Looking at the listing beneath, work out how many lines hold "JSON" and report only that figure.

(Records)
-- -- --

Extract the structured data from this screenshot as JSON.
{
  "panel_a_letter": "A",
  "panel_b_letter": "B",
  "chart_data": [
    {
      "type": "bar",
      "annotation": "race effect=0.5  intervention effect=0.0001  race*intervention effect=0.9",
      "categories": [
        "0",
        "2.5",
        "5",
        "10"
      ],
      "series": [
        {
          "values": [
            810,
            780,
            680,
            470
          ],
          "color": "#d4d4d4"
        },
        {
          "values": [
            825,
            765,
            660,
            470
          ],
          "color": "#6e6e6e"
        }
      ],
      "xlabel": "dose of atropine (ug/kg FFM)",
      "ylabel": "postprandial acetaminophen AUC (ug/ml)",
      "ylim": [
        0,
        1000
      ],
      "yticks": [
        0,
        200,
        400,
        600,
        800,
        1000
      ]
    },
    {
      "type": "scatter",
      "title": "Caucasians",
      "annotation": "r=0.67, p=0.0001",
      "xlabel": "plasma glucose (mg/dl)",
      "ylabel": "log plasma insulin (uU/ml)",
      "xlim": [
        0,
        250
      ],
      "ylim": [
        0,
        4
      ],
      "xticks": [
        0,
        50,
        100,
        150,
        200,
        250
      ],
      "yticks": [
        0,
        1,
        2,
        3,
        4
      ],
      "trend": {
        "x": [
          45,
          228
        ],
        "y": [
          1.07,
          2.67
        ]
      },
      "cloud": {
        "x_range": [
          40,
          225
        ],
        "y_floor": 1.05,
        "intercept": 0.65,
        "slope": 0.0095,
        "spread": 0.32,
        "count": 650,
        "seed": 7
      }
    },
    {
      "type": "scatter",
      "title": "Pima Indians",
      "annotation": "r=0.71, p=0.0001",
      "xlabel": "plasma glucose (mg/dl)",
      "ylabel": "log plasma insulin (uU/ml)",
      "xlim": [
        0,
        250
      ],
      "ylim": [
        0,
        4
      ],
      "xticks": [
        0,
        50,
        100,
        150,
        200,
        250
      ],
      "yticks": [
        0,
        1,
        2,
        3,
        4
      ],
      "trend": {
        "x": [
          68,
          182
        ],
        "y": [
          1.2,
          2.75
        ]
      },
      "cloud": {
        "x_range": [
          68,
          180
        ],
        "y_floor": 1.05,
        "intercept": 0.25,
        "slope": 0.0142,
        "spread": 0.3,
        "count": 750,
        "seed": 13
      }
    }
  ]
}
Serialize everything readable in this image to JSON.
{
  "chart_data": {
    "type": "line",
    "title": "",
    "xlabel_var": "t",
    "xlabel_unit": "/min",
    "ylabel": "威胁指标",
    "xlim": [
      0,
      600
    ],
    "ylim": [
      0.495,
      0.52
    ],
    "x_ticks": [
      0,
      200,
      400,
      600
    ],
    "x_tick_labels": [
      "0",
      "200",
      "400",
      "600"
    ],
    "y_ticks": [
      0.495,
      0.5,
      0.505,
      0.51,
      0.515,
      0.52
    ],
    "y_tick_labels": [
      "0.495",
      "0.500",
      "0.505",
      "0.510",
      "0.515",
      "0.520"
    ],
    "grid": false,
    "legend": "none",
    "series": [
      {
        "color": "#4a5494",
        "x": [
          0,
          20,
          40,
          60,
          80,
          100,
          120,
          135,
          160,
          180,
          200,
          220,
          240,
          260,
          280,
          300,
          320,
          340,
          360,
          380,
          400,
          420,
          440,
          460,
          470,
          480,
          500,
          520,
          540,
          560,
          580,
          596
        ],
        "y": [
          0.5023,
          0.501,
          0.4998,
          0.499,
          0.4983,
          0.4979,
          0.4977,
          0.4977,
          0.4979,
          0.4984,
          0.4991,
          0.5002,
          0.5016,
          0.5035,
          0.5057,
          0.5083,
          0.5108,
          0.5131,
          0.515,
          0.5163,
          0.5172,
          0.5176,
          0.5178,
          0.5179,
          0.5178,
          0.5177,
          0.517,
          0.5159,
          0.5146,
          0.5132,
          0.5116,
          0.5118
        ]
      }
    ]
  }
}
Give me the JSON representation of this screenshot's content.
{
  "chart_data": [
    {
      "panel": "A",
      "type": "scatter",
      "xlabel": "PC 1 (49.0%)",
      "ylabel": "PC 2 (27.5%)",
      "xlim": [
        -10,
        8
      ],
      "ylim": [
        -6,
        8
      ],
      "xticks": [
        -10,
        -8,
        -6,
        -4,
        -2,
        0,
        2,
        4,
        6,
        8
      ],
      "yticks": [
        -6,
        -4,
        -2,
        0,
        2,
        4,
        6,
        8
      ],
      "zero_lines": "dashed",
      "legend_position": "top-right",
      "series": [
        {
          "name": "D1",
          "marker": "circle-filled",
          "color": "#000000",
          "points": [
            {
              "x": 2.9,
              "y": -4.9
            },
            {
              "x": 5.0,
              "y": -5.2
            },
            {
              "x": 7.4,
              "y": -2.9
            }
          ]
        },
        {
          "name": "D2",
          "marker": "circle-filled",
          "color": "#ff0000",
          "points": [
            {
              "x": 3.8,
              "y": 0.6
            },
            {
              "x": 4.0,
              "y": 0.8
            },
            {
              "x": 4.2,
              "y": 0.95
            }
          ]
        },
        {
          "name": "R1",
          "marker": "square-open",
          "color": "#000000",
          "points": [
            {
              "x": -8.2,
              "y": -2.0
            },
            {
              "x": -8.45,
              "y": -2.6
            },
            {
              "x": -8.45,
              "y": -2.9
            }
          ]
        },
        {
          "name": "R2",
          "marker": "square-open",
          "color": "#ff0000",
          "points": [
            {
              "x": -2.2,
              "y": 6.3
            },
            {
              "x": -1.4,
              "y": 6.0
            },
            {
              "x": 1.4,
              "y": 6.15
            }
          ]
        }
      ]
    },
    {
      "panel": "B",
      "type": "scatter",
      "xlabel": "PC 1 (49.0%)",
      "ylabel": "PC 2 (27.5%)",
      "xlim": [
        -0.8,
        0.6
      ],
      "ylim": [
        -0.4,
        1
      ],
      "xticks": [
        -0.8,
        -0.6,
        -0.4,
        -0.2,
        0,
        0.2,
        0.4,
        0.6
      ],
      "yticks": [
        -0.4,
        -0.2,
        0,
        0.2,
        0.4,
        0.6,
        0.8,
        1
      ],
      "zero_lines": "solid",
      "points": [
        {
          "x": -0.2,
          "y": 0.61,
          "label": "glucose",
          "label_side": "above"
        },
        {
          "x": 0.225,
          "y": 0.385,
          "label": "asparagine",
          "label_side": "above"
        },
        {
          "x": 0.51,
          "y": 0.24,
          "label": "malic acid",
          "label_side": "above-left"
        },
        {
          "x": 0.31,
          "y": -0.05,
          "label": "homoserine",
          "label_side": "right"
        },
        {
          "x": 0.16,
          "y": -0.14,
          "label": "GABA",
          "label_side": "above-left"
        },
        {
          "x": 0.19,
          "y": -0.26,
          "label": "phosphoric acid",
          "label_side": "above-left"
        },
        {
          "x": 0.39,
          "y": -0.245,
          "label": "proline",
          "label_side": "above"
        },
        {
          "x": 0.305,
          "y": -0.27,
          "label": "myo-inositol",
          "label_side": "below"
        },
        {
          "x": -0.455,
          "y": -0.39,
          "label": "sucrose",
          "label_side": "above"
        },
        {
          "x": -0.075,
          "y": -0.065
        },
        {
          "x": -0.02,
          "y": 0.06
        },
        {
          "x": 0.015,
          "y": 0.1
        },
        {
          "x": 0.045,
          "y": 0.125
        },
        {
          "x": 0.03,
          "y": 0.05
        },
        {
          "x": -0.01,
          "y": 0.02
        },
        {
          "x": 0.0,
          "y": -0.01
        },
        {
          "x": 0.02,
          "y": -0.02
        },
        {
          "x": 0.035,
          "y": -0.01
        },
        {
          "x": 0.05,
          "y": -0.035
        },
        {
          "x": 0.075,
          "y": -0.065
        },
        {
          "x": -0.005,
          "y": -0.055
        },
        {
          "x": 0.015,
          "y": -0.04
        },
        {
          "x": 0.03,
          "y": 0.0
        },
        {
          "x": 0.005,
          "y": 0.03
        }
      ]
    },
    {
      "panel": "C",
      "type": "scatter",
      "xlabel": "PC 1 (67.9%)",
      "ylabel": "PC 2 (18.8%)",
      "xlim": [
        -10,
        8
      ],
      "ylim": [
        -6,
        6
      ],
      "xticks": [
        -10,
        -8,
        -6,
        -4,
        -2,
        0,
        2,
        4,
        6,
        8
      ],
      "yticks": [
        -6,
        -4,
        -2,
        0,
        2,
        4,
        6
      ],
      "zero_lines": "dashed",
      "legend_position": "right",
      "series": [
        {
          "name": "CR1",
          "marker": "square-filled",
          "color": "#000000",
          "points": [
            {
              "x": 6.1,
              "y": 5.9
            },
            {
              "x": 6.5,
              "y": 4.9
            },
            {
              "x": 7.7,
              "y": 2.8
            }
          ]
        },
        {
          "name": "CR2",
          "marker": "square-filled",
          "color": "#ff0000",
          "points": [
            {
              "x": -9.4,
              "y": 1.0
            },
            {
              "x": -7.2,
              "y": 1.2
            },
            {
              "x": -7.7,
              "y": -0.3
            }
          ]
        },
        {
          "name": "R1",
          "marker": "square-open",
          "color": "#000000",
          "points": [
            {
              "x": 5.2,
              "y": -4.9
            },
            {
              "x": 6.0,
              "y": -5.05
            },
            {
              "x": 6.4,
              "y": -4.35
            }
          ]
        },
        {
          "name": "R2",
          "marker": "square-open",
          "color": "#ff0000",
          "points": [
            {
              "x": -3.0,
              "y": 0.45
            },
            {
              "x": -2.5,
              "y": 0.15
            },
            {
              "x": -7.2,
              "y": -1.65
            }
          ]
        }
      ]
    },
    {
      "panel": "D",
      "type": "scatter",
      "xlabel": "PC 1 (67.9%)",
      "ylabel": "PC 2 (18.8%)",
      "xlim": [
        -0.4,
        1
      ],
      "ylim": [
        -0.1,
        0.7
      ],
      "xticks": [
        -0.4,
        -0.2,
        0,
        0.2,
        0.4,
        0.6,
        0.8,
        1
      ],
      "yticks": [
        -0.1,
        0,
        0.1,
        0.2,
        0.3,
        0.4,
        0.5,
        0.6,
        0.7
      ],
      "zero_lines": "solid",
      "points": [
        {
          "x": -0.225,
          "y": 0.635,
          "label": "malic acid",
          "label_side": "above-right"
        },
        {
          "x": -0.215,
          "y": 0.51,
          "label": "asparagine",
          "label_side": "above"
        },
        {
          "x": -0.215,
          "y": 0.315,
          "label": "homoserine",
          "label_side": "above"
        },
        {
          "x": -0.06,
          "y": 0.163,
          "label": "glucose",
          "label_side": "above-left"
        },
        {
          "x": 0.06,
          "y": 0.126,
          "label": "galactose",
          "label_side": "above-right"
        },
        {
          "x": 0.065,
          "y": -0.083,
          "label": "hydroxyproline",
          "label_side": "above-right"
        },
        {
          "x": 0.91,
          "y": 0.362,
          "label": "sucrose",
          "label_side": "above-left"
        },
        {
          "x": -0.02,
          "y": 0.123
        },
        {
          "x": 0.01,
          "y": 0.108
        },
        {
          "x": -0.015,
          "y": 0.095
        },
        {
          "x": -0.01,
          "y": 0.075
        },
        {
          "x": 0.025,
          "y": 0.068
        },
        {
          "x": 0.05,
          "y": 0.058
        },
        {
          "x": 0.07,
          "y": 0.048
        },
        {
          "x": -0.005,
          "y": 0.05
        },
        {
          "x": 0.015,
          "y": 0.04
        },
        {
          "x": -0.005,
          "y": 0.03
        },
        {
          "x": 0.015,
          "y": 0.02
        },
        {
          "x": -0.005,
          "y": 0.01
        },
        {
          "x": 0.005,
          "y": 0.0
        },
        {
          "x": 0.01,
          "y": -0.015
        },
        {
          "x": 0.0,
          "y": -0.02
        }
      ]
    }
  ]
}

-- -- --

Task response -
3